What is needed>
Check each line of the material below for "Solid", then copy the ones that contain it.

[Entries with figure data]

· · · · ·

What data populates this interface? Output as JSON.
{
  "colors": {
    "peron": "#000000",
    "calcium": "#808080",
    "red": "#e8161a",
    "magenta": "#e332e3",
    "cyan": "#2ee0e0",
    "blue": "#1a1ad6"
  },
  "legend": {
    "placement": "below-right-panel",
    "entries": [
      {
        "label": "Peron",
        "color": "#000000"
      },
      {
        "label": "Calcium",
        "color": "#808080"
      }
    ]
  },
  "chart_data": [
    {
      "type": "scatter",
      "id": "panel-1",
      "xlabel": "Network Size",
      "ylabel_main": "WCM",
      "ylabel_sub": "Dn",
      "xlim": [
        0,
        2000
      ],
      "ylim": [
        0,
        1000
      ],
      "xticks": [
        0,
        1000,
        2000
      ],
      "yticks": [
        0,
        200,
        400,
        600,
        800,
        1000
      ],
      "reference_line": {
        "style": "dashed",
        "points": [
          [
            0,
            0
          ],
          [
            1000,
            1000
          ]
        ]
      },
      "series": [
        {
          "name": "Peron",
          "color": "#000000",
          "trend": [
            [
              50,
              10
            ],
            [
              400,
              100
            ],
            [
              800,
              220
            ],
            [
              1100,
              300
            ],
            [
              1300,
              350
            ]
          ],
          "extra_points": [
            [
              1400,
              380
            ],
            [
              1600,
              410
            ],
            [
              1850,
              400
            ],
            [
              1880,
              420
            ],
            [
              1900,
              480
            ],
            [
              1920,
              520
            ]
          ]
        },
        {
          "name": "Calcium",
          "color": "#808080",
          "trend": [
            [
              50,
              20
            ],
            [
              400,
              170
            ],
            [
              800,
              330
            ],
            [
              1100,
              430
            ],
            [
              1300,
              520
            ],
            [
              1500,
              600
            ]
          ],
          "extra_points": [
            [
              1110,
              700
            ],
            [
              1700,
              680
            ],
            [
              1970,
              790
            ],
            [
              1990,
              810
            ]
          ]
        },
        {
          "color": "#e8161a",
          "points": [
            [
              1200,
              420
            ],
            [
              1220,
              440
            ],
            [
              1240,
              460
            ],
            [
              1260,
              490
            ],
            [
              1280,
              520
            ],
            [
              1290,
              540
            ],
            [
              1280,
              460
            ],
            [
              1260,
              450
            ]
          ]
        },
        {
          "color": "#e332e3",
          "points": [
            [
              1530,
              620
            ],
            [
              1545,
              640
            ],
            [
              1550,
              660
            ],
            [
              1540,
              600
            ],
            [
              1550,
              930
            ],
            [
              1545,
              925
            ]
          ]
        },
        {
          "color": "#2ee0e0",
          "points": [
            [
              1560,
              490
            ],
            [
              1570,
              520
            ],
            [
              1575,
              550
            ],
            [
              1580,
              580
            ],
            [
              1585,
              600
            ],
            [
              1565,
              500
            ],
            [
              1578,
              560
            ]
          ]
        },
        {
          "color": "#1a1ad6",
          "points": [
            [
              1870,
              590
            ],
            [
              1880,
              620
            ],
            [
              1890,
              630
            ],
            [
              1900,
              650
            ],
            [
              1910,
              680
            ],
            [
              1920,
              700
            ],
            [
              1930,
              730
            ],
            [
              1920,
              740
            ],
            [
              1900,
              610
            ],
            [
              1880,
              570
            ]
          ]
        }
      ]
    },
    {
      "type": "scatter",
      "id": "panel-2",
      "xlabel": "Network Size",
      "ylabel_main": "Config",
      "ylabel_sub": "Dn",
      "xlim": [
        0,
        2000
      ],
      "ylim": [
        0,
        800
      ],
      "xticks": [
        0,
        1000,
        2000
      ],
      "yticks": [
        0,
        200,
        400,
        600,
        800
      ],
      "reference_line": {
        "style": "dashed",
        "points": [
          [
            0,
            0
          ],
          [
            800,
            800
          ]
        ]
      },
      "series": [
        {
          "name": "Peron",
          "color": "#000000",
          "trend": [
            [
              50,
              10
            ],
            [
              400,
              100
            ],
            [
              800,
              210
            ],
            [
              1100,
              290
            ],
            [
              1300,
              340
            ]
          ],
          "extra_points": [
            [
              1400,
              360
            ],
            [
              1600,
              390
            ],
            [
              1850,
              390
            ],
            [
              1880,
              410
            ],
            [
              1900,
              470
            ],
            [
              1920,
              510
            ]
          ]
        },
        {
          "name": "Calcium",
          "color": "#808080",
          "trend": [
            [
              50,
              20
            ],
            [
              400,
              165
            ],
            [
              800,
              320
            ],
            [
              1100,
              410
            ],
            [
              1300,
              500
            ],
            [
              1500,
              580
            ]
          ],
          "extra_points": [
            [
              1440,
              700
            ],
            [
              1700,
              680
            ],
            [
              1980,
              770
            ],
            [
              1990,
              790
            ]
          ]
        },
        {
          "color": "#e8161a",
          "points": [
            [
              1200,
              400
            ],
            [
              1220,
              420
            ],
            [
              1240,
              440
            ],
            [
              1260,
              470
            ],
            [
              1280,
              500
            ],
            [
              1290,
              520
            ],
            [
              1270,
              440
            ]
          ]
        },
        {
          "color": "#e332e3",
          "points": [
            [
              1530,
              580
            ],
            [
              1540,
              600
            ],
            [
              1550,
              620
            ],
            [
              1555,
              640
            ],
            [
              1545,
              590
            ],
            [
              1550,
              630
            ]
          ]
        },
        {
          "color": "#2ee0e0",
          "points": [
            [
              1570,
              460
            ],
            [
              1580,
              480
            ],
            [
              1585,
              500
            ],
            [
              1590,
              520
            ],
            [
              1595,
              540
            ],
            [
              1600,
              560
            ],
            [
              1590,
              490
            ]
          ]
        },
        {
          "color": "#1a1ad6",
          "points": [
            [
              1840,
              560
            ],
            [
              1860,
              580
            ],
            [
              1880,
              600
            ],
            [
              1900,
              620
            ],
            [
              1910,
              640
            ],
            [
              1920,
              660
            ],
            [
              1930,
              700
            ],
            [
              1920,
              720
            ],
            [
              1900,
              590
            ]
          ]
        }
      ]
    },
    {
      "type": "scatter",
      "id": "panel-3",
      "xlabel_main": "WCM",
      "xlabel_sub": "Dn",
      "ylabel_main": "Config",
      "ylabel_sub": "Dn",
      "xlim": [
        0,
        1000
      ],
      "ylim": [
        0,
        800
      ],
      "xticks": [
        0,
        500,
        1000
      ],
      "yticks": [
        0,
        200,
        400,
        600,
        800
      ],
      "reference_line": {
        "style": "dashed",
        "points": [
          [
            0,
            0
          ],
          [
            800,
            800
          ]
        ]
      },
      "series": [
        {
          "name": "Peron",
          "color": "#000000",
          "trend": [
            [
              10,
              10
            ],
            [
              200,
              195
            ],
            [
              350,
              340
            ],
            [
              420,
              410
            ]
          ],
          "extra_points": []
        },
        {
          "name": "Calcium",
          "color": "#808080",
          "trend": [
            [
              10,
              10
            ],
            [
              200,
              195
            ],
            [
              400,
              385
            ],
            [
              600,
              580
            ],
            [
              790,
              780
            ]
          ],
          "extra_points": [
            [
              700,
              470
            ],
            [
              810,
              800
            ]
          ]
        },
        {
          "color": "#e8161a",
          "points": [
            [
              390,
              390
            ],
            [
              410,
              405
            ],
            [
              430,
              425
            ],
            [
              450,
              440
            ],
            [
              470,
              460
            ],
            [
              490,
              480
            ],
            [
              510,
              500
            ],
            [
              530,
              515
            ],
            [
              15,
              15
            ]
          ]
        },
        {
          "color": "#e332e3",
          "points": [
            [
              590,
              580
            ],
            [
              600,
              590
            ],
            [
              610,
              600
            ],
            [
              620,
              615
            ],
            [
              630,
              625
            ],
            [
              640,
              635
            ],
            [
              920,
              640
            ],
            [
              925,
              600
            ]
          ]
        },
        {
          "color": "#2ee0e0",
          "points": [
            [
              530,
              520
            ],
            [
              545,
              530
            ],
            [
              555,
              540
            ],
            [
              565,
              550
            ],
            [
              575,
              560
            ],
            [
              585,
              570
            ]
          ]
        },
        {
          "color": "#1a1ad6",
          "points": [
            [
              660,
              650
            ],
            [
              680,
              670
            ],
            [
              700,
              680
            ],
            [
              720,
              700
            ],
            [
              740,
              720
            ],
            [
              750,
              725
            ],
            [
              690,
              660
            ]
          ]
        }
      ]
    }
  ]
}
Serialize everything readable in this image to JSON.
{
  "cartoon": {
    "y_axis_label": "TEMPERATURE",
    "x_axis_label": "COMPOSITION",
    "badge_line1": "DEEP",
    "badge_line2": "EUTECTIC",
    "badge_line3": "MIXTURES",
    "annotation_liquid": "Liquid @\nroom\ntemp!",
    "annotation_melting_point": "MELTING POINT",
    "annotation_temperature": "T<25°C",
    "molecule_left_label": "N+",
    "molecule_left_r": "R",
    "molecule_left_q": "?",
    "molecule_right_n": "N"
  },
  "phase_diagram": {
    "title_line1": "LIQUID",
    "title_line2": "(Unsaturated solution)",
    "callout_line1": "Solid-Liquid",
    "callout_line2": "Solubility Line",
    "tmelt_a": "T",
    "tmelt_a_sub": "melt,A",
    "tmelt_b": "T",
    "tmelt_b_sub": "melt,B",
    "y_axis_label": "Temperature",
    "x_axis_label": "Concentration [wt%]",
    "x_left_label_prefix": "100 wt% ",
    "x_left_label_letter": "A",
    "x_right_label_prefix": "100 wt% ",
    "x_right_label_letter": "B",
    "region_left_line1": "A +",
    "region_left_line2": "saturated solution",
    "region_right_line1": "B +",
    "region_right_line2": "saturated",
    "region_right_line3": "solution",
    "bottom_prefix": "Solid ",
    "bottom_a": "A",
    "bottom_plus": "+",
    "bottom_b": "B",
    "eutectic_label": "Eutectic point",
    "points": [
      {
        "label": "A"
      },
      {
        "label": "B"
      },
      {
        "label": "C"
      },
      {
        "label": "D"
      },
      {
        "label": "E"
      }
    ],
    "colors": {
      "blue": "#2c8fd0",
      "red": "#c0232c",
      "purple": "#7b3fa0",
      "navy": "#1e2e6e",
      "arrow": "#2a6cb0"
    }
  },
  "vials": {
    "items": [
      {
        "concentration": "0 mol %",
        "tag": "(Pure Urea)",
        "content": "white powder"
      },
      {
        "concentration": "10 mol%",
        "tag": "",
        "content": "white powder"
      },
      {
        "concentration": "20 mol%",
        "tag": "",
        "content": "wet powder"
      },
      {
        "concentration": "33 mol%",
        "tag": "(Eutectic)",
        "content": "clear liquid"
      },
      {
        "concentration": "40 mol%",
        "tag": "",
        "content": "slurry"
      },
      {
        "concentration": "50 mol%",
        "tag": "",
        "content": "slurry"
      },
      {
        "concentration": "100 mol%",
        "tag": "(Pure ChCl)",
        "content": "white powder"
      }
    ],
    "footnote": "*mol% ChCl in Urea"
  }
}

· · · · ·

Response>
    "callout_line1": "Solid-Liquid",
    "bottom_prefix": "Solid ",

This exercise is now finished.